» OBJECTIVE:
Print all of the data exactly as written.
─── RECORDS SHOWN
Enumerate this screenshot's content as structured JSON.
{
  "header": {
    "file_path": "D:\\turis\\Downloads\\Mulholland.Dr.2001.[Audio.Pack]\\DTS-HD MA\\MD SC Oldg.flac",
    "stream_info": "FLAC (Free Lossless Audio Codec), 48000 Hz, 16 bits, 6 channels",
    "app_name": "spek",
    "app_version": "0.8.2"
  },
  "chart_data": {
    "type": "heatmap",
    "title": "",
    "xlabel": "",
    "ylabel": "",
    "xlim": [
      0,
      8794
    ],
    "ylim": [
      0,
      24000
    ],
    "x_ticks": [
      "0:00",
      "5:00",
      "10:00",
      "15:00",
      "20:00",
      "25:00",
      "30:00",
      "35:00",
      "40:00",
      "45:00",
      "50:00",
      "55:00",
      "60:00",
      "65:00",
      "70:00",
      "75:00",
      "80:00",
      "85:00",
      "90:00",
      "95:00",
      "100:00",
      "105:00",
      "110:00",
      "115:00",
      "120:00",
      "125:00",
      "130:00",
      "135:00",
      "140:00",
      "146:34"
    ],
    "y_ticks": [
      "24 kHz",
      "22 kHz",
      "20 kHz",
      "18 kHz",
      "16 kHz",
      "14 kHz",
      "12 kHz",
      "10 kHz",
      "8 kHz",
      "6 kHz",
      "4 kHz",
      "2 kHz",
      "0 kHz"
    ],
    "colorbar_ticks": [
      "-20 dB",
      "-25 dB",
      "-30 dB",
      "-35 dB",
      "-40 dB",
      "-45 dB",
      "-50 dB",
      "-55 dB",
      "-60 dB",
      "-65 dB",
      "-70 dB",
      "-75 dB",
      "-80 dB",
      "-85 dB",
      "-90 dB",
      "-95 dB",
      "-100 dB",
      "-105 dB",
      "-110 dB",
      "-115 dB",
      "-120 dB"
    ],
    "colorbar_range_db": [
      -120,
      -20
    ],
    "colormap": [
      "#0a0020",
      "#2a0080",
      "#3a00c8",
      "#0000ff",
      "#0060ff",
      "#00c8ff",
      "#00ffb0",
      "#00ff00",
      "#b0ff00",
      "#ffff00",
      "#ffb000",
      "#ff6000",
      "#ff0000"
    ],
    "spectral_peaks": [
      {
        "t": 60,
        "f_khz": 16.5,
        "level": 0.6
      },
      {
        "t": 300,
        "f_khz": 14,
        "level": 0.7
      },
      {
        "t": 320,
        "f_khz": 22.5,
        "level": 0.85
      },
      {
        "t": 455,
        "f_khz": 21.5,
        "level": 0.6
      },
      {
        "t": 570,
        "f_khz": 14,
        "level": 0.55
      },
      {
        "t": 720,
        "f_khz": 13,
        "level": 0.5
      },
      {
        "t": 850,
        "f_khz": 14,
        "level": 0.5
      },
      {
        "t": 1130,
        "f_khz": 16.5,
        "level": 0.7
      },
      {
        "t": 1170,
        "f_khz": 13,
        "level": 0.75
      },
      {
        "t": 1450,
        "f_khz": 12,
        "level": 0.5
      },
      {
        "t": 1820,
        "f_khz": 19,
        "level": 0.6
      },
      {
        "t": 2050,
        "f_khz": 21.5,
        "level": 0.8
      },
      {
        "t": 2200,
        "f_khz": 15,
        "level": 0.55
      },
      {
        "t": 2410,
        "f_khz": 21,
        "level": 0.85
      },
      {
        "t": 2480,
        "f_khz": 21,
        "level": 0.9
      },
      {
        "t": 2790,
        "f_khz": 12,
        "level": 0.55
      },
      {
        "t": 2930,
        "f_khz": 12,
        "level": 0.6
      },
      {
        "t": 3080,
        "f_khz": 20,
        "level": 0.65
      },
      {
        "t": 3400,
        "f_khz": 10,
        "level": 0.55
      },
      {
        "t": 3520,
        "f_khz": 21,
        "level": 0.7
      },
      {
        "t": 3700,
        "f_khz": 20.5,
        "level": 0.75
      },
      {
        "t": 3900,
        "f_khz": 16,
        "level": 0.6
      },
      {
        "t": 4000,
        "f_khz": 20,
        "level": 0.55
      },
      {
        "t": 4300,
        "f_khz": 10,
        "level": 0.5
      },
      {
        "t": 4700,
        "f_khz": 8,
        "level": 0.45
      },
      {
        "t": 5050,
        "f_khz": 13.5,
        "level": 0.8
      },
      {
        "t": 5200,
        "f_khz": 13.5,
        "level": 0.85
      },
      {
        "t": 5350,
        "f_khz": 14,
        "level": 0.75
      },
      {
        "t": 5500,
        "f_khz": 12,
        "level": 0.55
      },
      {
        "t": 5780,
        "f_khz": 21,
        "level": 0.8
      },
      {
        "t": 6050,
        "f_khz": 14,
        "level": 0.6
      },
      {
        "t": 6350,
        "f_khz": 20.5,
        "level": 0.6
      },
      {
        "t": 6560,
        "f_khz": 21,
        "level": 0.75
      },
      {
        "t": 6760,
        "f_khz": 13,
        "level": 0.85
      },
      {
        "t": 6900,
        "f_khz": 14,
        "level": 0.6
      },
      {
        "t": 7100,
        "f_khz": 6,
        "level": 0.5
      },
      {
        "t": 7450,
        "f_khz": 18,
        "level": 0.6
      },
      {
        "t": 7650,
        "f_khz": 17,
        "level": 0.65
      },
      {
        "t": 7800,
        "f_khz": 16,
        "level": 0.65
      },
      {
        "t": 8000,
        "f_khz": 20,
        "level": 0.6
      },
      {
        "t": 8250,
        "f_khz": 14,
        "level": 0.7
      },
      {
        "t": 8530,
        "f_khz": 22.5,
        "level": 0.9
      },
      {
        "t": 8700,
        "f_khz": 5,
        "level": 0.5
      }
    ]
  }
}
──────
» SOLUTION TO THIS EXERCISE:
Enumerate this screenshot's content as structured JSON.
{
  "header": {
    "file_path": "D:\\turis\\Downloads\\Mulholland.Dr.2001.[Audio.Pack]\\DTS-HD MA\\MD SC Oldg.flac",
    "stream_info": "FLAC (Free Lossless Audio Codec), 48000 Hz, 16 bits, 6 channels",
    "app_name": "spek",
    "app_version": "0.8.2"
  },
  "chart_data": {
    "type": "heatmap",
    "title": "",
    "xlabel": "",
    "ylabel": "",
    "xlim": [
      0,
      8794
    ],
    "ylim": [
      0,
      24000
    ],
    "x_ticks": [
      "0:00",
      "5:00",
      "10:00",
      "15:00",
      "20:00",
      "25:00",
      "30:00",
      "35:00",
      "40:00",
      "45:00",
      "50:00",
      "55:00",
      "60:00",
      "65:00",
      "70:00",
      "75:00",
      "80:00",
      "85:00",
      "90:00",
      "95:00",
      "100:00",
      "105:00",
      "110:00",
      "115:00",
      "120:00",
      "125:00",
      "130:00",
      "135:00",
      "140:00",
      "146:34"
    ],
    "y_ticks": [
      "24 kHz",
      "22 kHz",
      "20 kHz",
      "18 kHz",
      "16 kHz",
      "14 kHz",
      "12 kHz",
      "10 kHz",
      "8 kHz",
      "6 kHz",
      "4 kHz",
      "2 kHz",
      "0 kHz"
    ],
    "colorbar_ticks": [
      "-20 dB",
      "-25 dB",
      "-30 dB",
      "-35 dB",
      "-40 dB",
      "-45 dB",
      "-50 dB",
      "-55 dB",
      "-60 dB",
      "-65 dB",
      "-70 dB",
      "-75 dB",
      "-80 dB",
      "-85 dB",
      "-90 dB",
      "-95 dB",
      "-100 dB",
      "-105 dB",
      "-110 dB",
      "-115 dB",
      "-120 dB"
    ],
    "colorbar_range_db": [
      -120,
      -20
    ],
    "colormap": [
      "#0a0020",
      "#2a0080",
      "#3a00c8",
      "#0000ff",
      "#0060ff",
      "#00c8ff",
      "#00ffb0",
      "#00ff00",
      "#b0ff00",
      "#ffff00",
      "#ffb000",
      "#ff6000",
      "#ff0000"
    ],
    "spectral_peaks": [
      {
        "t": 60,
        "f_khz": 16.5,
        "level": 0.6
      },
      {
        "t": 300,
        "f_khz": 14,
        "level": 0.7
      },
      {
        "t": 320,
        "f_khz": 22.5,
        "level": 0.85
      },
      {
        "t": 455,
        "f_khz": 21.5,
        "level": 0.6
      },
      {
        "t": 570,
        "f_khz": 14,
        "level": 0.55
      },
      {
        "t": 720,
        "f_khz": 13,
        "level": 0.5
      },
      {
        "t": 850,
        "f_khz": 14,
        "level": 0.5
      },
      {
        "t": 1130,
        "f_khz": 16.5,
        "level": 0.7
      },
      {
        "t": 1170,
        "f_khz": 13,
        "level": 0.75
      },
      {
        "t": 1450,
        "f_khz": 12,
        "level": 0.5
      },
      {
        "t": 1820,
        "f_khz": 19,
        "level": 0.6
      },
      {
        "t": 2050,
        "f_khz": 21.5,
        "level": 0.8
      },
      {
        "t": 2200,
        "f_khz": 15,
        "level": 0.55
      },
      {
        "t": 2410,
        "f_khz": 21,
        "level": 0.85
      },
      {
        "t": 2480,
        "f_khz": 21,
        "level": 0.9
      },
      {
        "t": 2790,
        "f_khz": 12,
        "level": 0.55
      },
      {
        "t": 2930,
        "f_khz": 12,
        "level": 0.6
      },
      {
        "t": 3080,
        "f_khz": 20,
        "level": 0.65
      },
      {
        "t": 3400,
        "f_khz": 10,
        "level": 0.55
      },
      {
        "t": 3520,
        "f_khz": 21,
        "level": 0.7
      },
      {
        "t": 3700,
        "f_khz": 20.5,
        "level": 0.75
      },
      {
        "t": 3900,
        "f_khz": 16,
        "level": 0.6
      },
      {
        "t": 4000,
        "f_khz": 20,
        "level": 0.55
      },
      {
        "t": 4300,
        "f_khz": 10,
        "level": 0.5
      },
      {
        "t": 4700,
        "f_khz": 8,
        "level": 0.45
      },
      {
        "t": 5050,
        "f_khz": 13.5,
        "level": 0.8
      },
      {
        "t": 5200,
        "f_khz": 13.5,
        "level": 0.85
      },
      {
        "t": 5350,
        "f_khz": 14,
        "level": 0.75
      },
      {
        "t": 5500,
        "f_khz": 12,
        "level": 0.55
      },
      {
        "t": 5780,
        "f_khz": 21,
        "level": 0.8
      },
      {
        "t": 6050,
        "f_khz": 14,
        "level": 0.6
      },
      {
        "t": 6350,
        "f_khz": 20.5,
        "level": 0.6
      },
      {
        "t": 6560,
        "f_khz": 21,
        "level": 0.75
      },
      {
        "t": 6760,
        "f_khz": 13,
        "level": 0.85
      },
      {
        "t": 6900,
        "f_khz": 14,
        "level": 0.6
      },
      {
        "t": 7100,
        "f_khz": 6,
        "level": 0.5
      },
      {
        "t": 7450,
        "f_khz": 18,
        "level": 0.6
      },
      {
        "t": 7650,
        "f_khz": 17,
        "level": 0.65
      },
      {
        "t": 7800,
        "f_khz": 16,
        "level": 0.65
      },
      {
        "t": 8000,
        "f_khz": 20,
        "level": 0.6
      },
      {
        "t": 8250,
        "f_khz": 14,
        "level": 0.7
      },
      {
        "t": 8530,
        "f_khz": 22.5,
        "level": 0.9
      },
      {
        "t": 8700,
        "f_khz": 5,
        "level": 0.5
      }
    ]
  }
}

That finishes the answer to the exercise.